● **REQUIRED TASK**: Output the full listing below exactly, without the pictures.

Data listing:
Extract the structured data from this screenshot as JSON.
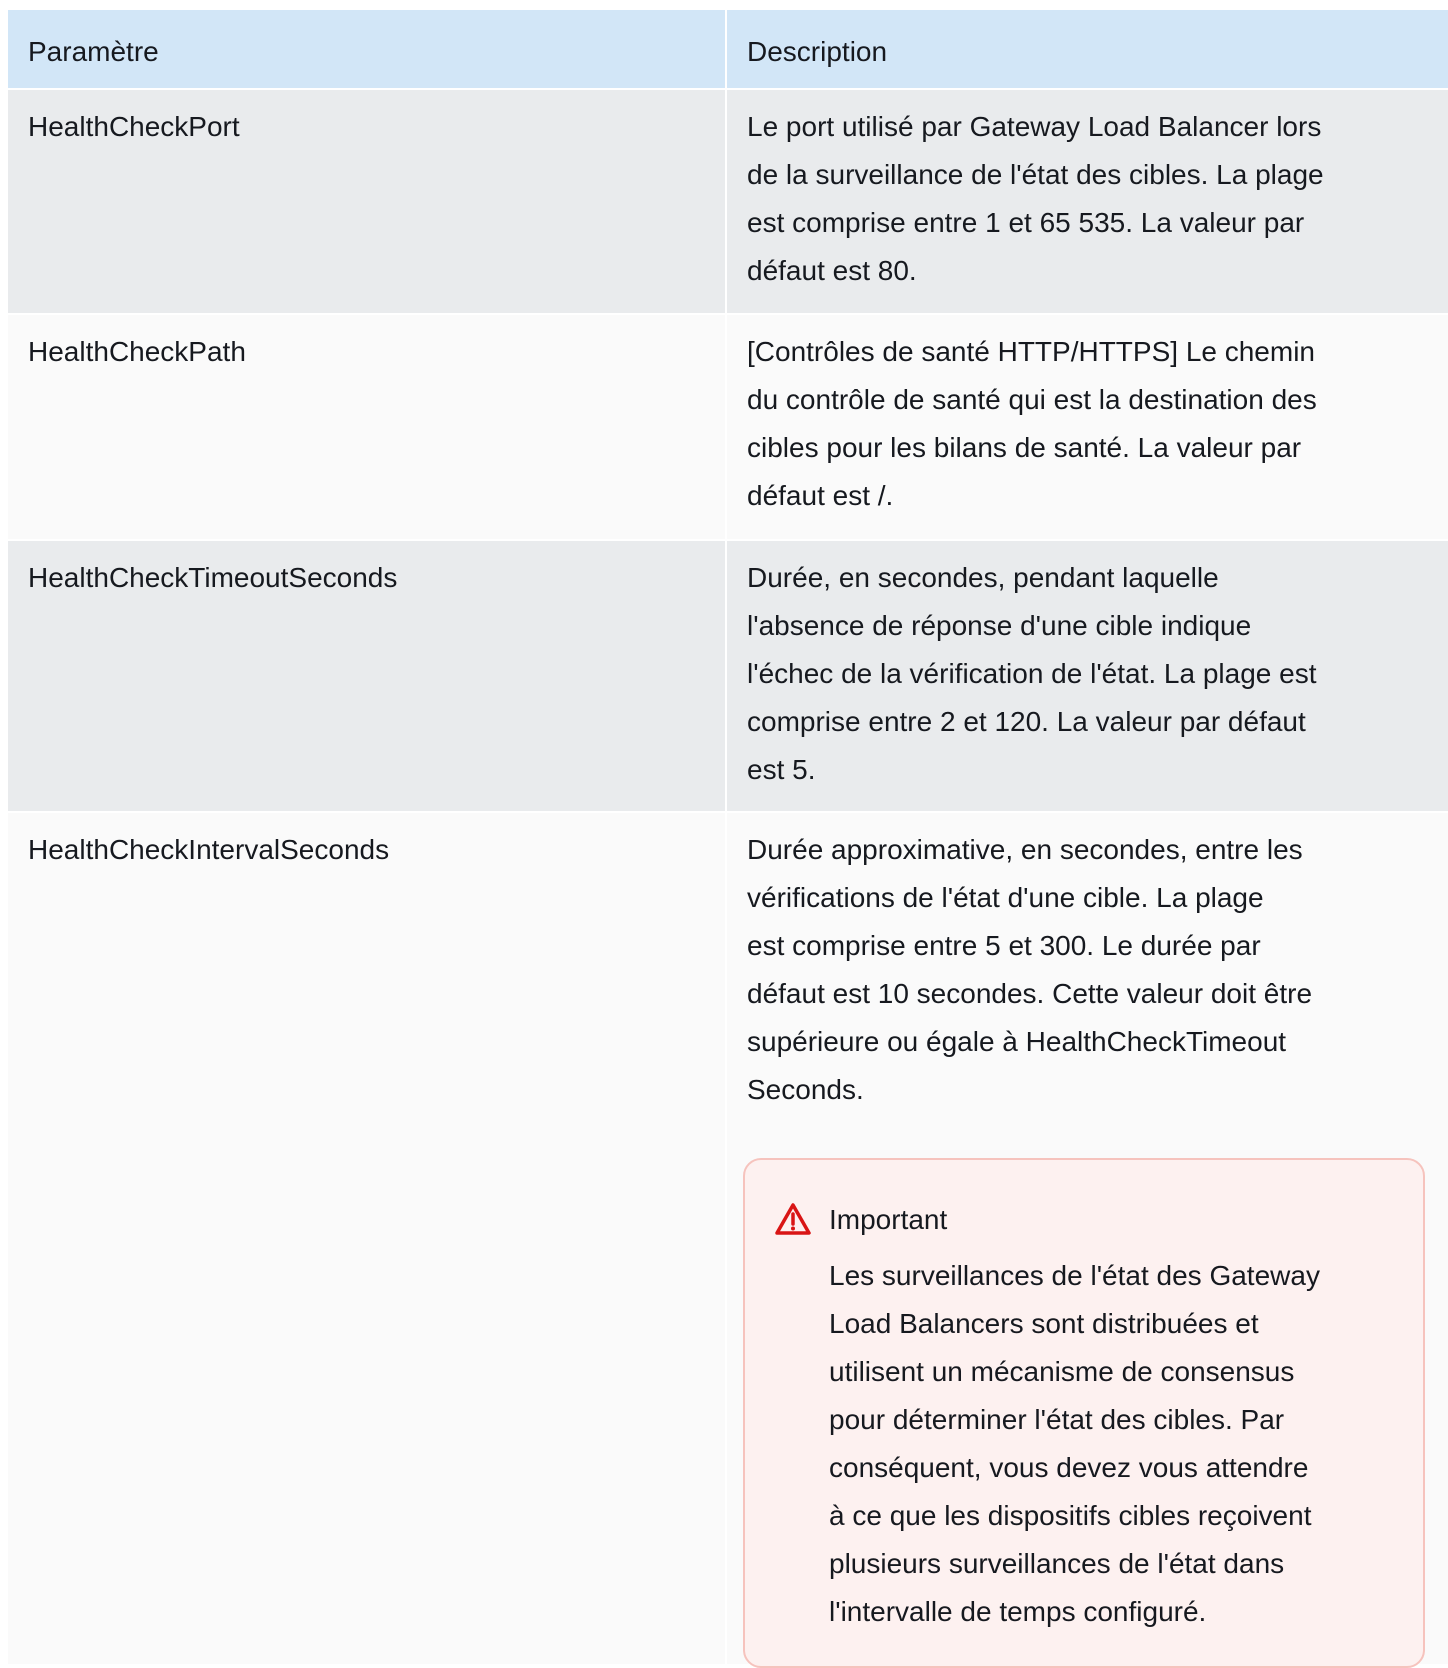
{
  "table": {
    "headers": [
      "Paramètre",
      "Description"
    ],
    "rows": [
      {
        "param": "HealthCheckPort",
        "lines": [
          "Le port utilisé par Gateway Load Balancer lors",
          "de la surveillance de l'état des cibles. La plage",
          "est comprise entre 1 et 65 535. La valeur par",
          "défaut est 80."
        ]
      },
      {
        "param": "HealthCheckPath",
        "lines": [
          "[Contrôles de santé HTTP/HTTPS] Le chemin",
          "du contrôle de santé qui est la destination des",
          "cibles pour les bilans de santé. La valeur par",
          "défaut est /."
        ]
      },
      {
        "param": "HealthCheckTimeoutSeconds",
        "lines": [
          "Durée, en secondes, pendant laquelle",
          "l'absence de réponse d'une cible indique",
          "l'échec de la vérification de l'état. La plage est",
          "comprise entre 2 et 120. La valeur par défaut",
          "est 5."
        ]
      },
      {
        "param": "HealthCheckIntervalSeconds",
        "lines": [
          "Durée approximative, en secondes, entre les",
          "vérifications de l'état d'une cible. La plage",
          "est comprise entre 5 et 300. Le durée par",
          "défaut est 10 secondes. Cette valeur doit être",
          "supérieure ou égale à HealthCheckTimeout",
          "Seconds."
        ],
        "alert": {
          "icon": "warning-icon",
          "title": "Important",
          "lines": [
            "Les surveillances de l'état des Gateway",
            "Load Balancers sont distribuées et",
            "utilisent un mécanisme de consensus",
            "pour déterminer l'état des cibles. Par",
            "conséquent, vous devez vous attendre",
            "à ce que les dispositifs cibles reçoivent",
            "plusieurs surveillances de l'état dans",
            "l'intervalle de temps configuré."
          ]
        }
      }
    ]
  },
  "colors": {
    "header_bg": "#d2e6f7",
    "row_shade": "#e9ebed",
    "row_plain": "#fafafa",
    "alert_bg": "#fdf1f0",
    "alert_border": "#f6c3bd",
    "alert_icon": "#d91515"
  }
}
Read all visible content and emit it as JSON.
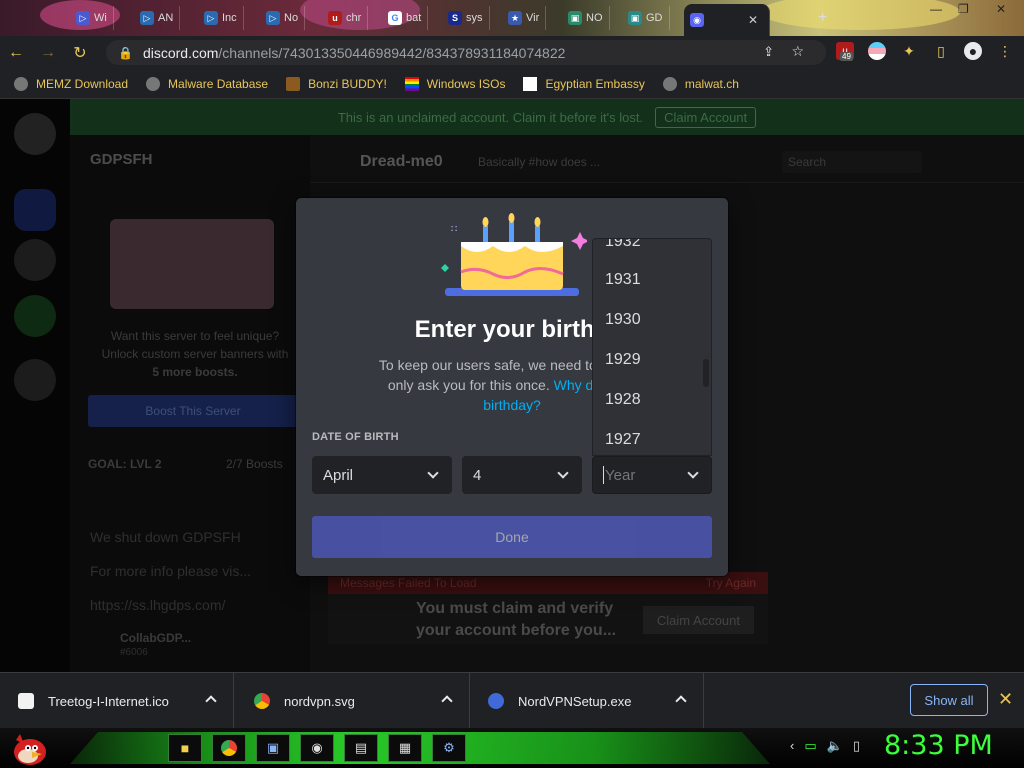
{
  "browser": {
    "tabs": [
      {
        "label": "Wi",
        "icon": "tab-icon"
      },
      {
        "label": "AN",
        "icon": "tab-icon"
      },
      {
        "label": "Inc",
        "icon": "tab-icon"
      },
      {
        "label": "No",
        "icon": "tab-icon"
      },
      {
        "label": "chr",
        "icon": "ublock-icon"
      },
      {
        "label": "bat",
        "icon": "google-icon"
      },
      {
        "label": "sys",
        "icon": "tab-icon"
      },
      {
        "label": "Vir",
        "icon": "tab-icon"
      },
      {
        "label": "NO",
        "icon": "tab-icon"
      },
      {
        "label": "GD",
        "icon": "tab-icon"
      },
      {
        "label": "",
        "icon": "discord-icon",
        "close": "✕"
      }
    ],
    "new_tab": "+",
    "url_host": "discord.com",
    "url_path": "/channels/743013350446989442/834378931184074822",
    "extension_badge": "49",
    "bookmarks": [
      "MEMZ Download",
      "Malware Database",
      "Bonzi BUDDY!",
      "Windows ISOs",
      "Egyptian Embassy",
      "malwat.ch"
    ]
  },
  "discord_bg": {
    "unclaimed_text": "This is an unclaimed account. Claim it before it's lost.",
    "claim_button": "Claim Account",
    "server_name": "GDPSFH",
    "boost_line1": "Want this server to feel unique?",
    "boost_line2": "Unlock custom server banners with",
    "boost_line3": "5 more boosts.",
    "boost_button": "Boost This Server",
    "goal": "GOAL: LVL 2",
    "goal_count": "2/7 Boosts",
    "channels": [
      "We shut down GDPSFH",
      "For more info please vis...",
      "https://ss.lhgdps.com/"
    ],
    "user": "CollabGDP...",
    "user_tag": "#6006",
    "channel_title": "Dread-me0",
    "channel_topic": "Basically #how does ...",
    "search_placeholder": "Search",
    "error_text": "Messages Failed To Load",
    "try_again": "Try Again",
    "claim_notice_l1": "You must claim and verify",
    "claim_notice_l2": "your account before you...",
    "claim_notice_button": "Claim Account"
  },
  "modal": {
    "title": "Enter your birthd",
    "desc_plain": "To keep our users safe, we need to verify your age. We'll only ask you for this once.",
    "desc_line1": "To keep our users safe, we need to verify y",
    "desc_line2": "only ask you for this once.",
    "desc_link1": "Why do I nee",
    "desc_link2": "birthday?",
    "dob_label": "DATE OF BIRTH",
    "month_value": "April",
    "day_value": "4",
    "year_placeholder": "Year",
    "year_options": [
      "1932",
      "1931",
      "1930",
      "1929",
      "1928",
      "1927"
    ],
    "done_label": "Done"
  },
  "downloads": {
    "items": [
      {
        "name": "Treetog-I-Internet.ico"
      },
      {
        "name": "nordvpn.svg"
      },
      {
        "name": "NordVPNSetup.exe"
      }
    ],
    "show_all": "Show all",
    "close": "✕"
  },
  "taskbar": {
    "clock": "8:33 PM"
  },
  "colors": {
    "discord_blurple": "#5865f2",
    "link_blue": "#00b0f4",
    "clock_green": "#3cff3c",
    "bookmark_yellow": "#e8c65a"
  }
}
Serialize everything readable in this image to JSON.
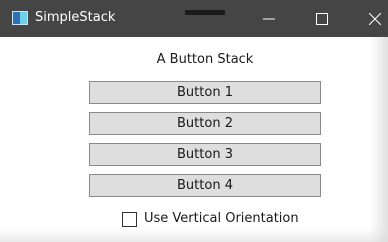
{
  "window": {
    "title": "SimpleStack",
    "icon": "app-window-icon"
  },
  "titlebar": {
    "minimize_icon": "minimize-icon",
    "maximize_icon": "maximize-icon",
    "close_icon": "close-icon"
  },
  "main": {
    "heading": "A Button Stack",
    "buttons": [
      {
        "label": "Button 1"
      },
      {
        "label": "Button 2"
      },
      {
        "label": "Button 3"
      },
      {
        "label": "Button 4"
      }
    ],
    "orientation_checkbox": {
      "label": "Use Vertical Orientation",
      "checked": false
    }
  },
  "colors": {
    "titlebar_bg": "#454545",
    "button_bg": "#dedede",
    "button_border": "#8a8a8a"
  }
}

● **ANSWER TO THIS EXERCISE**:
Extract the structured data from this screenshot as JSON.
{
  "table": {
    "headers": [
      "Paramètre",
      "Description"
    ],
    "rows": [
      {
        "param": "HealthCheckPort",
        "lines": [
          "Le port utilisé par Gateway Load Balancer lors",
          "de la surveillance de l'état des cibles. La plage",
          "est comprise entre 1 et 65 535. La valeur par",
          "défaut est 80."
        ]
      },
      {
        "param": "HealthCheckPath",
        "lines": [
          "[Contrôles de santé HTTP/HTTPS] Le chemin",
          "du contrôle de santé qui est la destination des",
          "cibles pour les bilans de santé. La valeur par",
          "défaut est /."
        ]
      },
      {
        "param": "HealthCheckTimeoutSeconds",
        "lines": [
          "Durée, en secondes, pendant laquelle",
          "l'absence de réponse d'une cible indique",
          "l'échec de la vérification de l'état. La plage est",
          "comprise entre 2 et 120. La valeur par défaut",
          "est 5."
        ]
      },
      {
        "param": "HealthCheckIntervalSeconds",
        "lines": [
          "Durée approximative, en secondes, entre les",
          "vérifications de l'état d'une cible. La plage",
          "est comprise entre 5 et 300. Le durée par",
          "défaut est 10 secondes. Cette valeur doit être",
          "supérieure ou égale à HealthCheckTimeout",
          "Seconds."
        ],
        "alert": {
          "icon": "warning-icon",
          "title": "Important",
          "lines": [
            "Les surveillances de l'état des Gateway",
            "Load Balancers sont distribuées et",
            "utilisent un mécanisme de consensus",
            "pour déterminer l'état des cibles. Par",
            "conséquent, vous devez vous attendre",
            "à ce que les dispositifs cibles reçoivent",
            "plusieurs surveillances de l'état dans",
            "l'intervalle de temps configuré."
          ]
        }
      }
    ]
  },
  "colors": {
    "header_bg": "#d2e6f7",
    "row_shade": "#e9ebed",
    "row_plain": "#fafafa",
    "alert_bg": "#fdf1f0",
    "alert_border": "#f6c3bd",
    "alert_icon": "#d91515"
  }
}
Read all visible content and emit it as JSON.
{
  "browser": {
    "tabs": [
      {
        "label": "Wi",
        "icon": "tab-icon"
      },
      {
        "label": "AN",
        "icon": "tab-icon"
      },
      {
        "label": "Inc",
        "icon": "tab-icon"
      },
      {
        "label": "No",
        "icon": "tab-icon"
      },
      {
        "label": "chr",
        "icon": "ublock-icon"
      },
      {
        "label": "bat",
        "icon": "google-icon"
      },
      {
        "label": "sys",
        "icon": "tab-icon"
      },
      {
        "label": "Vir",
        "icon": "tab-icon"
      },
      {
        "label": "NO",
        "icon": "tab-icon"
      },
      {
        "label": "GD",
        "icon": "tab-icon"
      },
      {
        "label": "",
        "icon": "discord-icon",
        "close": "✕"
      }
    ],
    "new_tab": "+",
    "url_host": "discord.com",
    "url_path": "/channels/743013350446989442/834378931184074822",
    "extension_badge": "49",
    "bookmarks": [
      "MEMZ Download",
      "Malware Database",
      "Bonzi BUDDY!",
      "Windows ISOs",
      "Egyptian Embassy",
      "malwat.ch"
    ]
  },
  "discord_bg": {
    "unclaimed_text": "This is an unclaimed account. Claim it before it's lost.",
    "claim_button": "Claim Account",
    "server_name": "GDPSFH",
    "boost_line1": "Want this server to feel unique?",
    "boost_line2": "Unlock custom server banners with",
    "boost_line3": "5 more boosts.",
    "boost_button": "Boost This Server",
    "goal": "GOAL: LVL 2",
    "goal_count": "2/7 Boosts",
    "channels": [
      "We shut down GDPSFH",
      "For more info please vis...",
      "https://ss.lhgdps.com/"
    ],
    "user": "CollabGDP...",
    "user_tag": "#6006",
    "channel_title": "Dread-me0",
    "channel_topic": "Basically #how does ...",
    "search_placeholder": "Search",
    "error_text": "Messages Failed To Load",
    "try_again": "Try Again",
    "claim_notice_l1": "You must claim and verify",
    "claim_notice_l2": "your account before you...",
    "claim_notice_button": "Claim Account"
  },
  "modal": {
    "title": "Enter your birthd",
    "desc_plain": "To keep our users safe, we need to verify your age. We'll only ask you for this once.",
    "desc_line1": "To keep our users safe, we need to verify y",
    "desc_line2": "only ask you for this once.",
    "desc_link1": "Why do I nee",
    "desc_link2": "birthday?",
    "dob_label": "DATE OF BIRTH",
    "month_value": "April",
    "day_value": "4",
    "year_placeholder": "Year",
    "year_options": [
      "1932",
      "1931",
      "1930",
      "1929",
      "1928",
      "1927"
    ],
    "done_label": "Done"
  },
  "downloads": {
    "items": [
      {
        "name": "Treetog-I-Internet.ico"
      },
      {
        "name": "nordvpn.svg"
      },
      {
        "name": "NordVPNSetup.exe"
      }
    ],
    "show_all": "Show all",
    "close": "✕"
  },
  "taskbar": {
    "clock": "8:33 PM"
  },
  "colors": {
    "discord_blurple": "#5865f2",
    "link_blue": "#00b0f4",
    "clock_green": "#3cff3c",
    "bookmark_yellow": "#e8c65a"
  }
}
Serialize everything readable in this image to JSON.
{
  "window": {
    "title": "SimpleStack",
    "icon": "app-window-icon"
  },
  "titlebar": {
    "minimize_icon": "minimize-icon",
    "maximize_icon": "maximize-icon",
    "close_icon": "close-icon"
  },
  "main": {
    "heading": "A Button Stack",
    "buttons": [
      {
        "label": "Button 1"
      },
      {
        "label": "Button 2"
      },
      {
        "label": "Button 3"
      },
      {
        "label": "Button 4"
      }
    ],
    "orientation_checkbox": {
      "label": "Use Vertical Orientation",
      "checked": false
    }
  },
  "colors": {
    "titlebar_bg": "#454545",
    "button_bg": "#dedede",
    "button_border": "#8a8a8a"
  }
}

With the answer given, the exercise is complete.